----- 选段摘录 -----
准备写几个文章来记录对tensorflow代码的阅读。本文主要写tensorflow代码阅读准备及tensorflow-serving代码的阅读。
代码阅读前,还是需要准备一下装备来提升代码阅读效率,好的工具能提升代码阅读的效率,这里推荐使用CLion来阅读代码。
即使windows下,也可以用CLion阅读代码,虽然很多代码编译不过,但并不影响代码的阅读。
首先,我们需要选择一个阅读的版本,本文选择1.15版本。在github上建立代码库tf_read,然后在该目录下下载tensorflow/tensorflow和tensorflow/serving的代码(直接下载对应的tar包解压就行)。目前tf_read目录下的情况如下:
为了提升使用CLion阅读代码的时候效率,需要提前做一些工作,包括:生成pb产物、移除单测文件、屏蔽“无关”文件、添加构建目标。
CLion代码分析时,会查找对应的头文件,如果proto编译产物不存在,则会影响代码的解析,也会影响代码跳转的准确率。
这时,我们需要手工编译一下proto文件,但是需要将编译产物放在特定的目录下,并将这个目录从全文搜索的路径里移除,避免搜索proto成员时出现一堆编译产物的搜索结果。
-----
题目设定 A:
请把坐标标注记录中从第一行起、到含有“back-button[interactable]: Wstecz xyxy=(577,464,678,496)”的那一行为止的各行（首尾两行都算在内）整理成一个JSON字符串列表，每行对应一项，空行不计。
上面的文章与下面的记录是两份互不相关的材料。
----- 本题数据 -----
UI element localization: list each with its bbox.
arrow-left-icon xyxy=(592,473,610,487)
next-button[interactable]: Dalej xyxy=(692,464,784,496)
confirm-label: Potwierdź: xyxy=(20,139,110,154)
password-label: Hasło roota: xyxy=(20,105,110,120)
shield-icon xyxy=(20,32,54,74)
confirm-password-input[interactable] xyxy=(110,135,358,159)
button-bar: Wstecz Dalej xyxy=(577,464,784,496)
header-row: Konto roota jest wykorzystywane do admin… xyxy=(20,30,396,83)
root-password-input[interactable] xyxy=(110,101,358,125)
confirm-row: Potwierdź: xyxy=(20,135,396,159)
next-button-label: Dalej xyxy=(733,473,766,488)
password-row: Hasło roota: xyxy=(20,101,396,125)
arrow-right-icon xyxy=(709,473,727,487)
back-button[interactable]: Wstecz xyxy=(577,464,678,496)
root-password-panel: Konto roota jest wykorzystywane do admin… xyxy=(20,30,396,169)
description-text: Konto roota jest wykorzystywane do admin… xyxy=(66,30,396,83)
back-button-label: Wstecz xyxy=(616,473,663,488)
-----
题目设定 B:
关于阅读tensorflow代码的这段摘录提到，为提高用CLion读代码的效率需要提前做几项工作，请把它们全部列出来。

结果 A:
[
  "UI element localization: list each with its bbox.",
  "arrow-left-icon xyxy=(592,473,610,487)",
  "next-button[interactable]: Dalej xyxy=(692,464,784,496)",
  "confirm-label: Potwierdź: xyxy=(20,139,110,154)",
  "password-label: Hasło roota: xyxy=(20,105,110,120)",
  "shield-icon xyxy=(20,32,54,74)",
  "confirm-password-input[interactable] xyxy=(110,135,358,159)",
  "button-bar: Wstecz Dalej xyxy=(577,464,784,496)",
  "header-row: Konto roota jest wykorzystywane do admin… xyxy=(20,30,396,83)",
  "root-password-input[interactable] xyxy=(110,101,358,125)",
  "confirm-row: Potwierdź: xyxy=(20,135,396,159)",
  "next-button-label: Dalej xyxy=(733,473,766,488)",
  "password-row: Hasło roota: xyxy=(20,101,396,125)",
  "arrow-right-icon xyxy=(709,473,727,487)",
  "back-button[interactable]: Wstecz xyxy=(577,464,678,496)"
]

结果 B:
生成pb产物、移除单测文件、屏蔽“无关”文件、添加构建目标